Stored data:
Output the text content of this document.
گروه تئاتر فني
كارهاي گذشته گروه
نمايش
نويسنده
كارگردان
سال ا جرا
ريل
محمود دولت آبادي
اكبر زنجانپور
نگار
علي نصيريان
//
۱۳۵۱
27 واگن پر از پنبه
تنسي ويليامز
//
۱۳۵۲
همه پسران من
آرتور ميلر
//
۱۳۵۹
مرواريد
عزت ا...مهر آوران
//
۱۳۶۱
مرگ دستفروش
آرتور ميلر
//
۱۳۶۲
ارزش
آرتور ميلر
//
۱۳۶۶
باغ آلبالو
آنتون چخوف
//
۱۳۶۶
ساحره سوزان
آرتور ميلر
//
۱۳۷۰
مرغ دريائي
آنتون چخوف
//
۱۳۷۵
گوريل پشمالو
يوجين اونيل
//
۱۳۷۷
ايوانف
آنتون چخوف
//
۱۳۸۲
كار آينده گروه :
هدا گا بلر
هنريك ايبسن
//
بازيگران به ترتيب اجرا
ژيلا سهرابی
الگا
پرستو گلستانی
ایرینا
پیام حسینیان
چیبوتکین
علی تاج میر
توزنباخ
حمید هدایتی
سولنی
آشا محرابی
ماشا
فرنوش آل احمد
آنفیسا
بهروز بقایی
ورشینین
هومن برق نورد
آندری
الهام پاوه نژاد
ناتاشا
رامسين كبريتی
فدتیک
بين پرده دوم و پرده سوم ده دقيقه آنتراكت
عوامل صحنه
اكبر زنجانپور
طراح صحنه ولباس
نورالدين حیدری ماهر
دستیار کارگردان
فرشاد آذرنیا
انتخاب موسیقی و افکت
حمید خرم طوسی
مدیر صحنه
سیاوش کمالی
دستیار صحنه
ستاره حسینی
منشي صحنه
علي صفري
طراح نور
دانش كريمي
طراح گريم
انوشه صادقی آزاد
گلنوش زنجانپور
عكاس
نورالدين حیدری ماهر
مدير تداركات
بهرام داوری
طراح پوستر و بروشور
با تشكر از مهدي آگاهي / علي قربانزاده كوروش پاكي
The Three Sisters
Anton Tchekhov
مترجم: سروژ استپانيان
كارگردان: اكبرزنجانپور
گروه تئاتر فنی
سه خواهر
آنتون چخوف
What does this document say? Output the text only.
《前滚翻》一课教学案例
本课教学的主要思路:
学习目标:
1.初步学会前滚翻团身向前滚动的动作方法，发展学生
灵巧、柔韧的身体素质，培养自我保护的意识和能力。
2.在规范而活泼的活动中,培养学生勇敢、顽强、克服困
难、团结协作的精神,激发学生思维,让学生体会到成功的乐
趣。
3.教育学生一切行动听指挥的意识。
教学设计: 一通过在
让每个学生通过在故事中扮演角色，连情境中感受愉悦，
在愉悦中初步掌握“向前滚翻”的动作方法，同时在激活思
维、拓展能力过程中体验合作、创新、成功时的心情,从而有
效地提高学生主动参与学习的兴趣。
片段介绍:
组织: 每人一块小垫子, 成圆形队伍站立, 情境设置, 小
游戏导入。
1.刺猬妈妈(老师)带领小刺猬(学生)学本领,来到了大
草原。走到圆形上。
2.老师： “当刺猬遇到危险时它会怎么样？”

> _STATED EXERCISE_
Retype exactly, please, each line from the line that contains "What does this" through the last line of the entries above, with nothing added.

> _ANSWER IN FULL_
What does this document say? Output the text only.
《前滚翻》一课教学案例
本课教学的主要思路:
学习目标:
1.初步学会前滚翻团身向前滚动的动作方法，发展学生
灵巧、柔韧的身体素质，培养自我保护的意识和能力。
2.在规范而活泼的活动中,培养学生勇敢、顽强、克服困
难、团结协作的精神,激发学生思维,让学生体会到成功的乐
趣。
3.教育学生一切行动听指挥的意识。
教学设计: 一通过在
让每个学生通过在故事中扮演角色，连情境中感受愉悦，
在愉悦中初步掌握“向前滚翻”的动作方法，同时在激活思
维、拓展能力过程中体验合作、创新、成功时的心情,从而有
效地提高学生主动参与学习的兴趣。
片段介绍:
组织: 每人一块小垫子, 成圆形队伍站立, 情境设置, 小
游戏导入。
1.刺猬妈妈(老师)带领小刺猬(学生)学本领,来到了大
草原。走到圆形上。
2.老师： “当刺猬遇到危险时它会怎么样？”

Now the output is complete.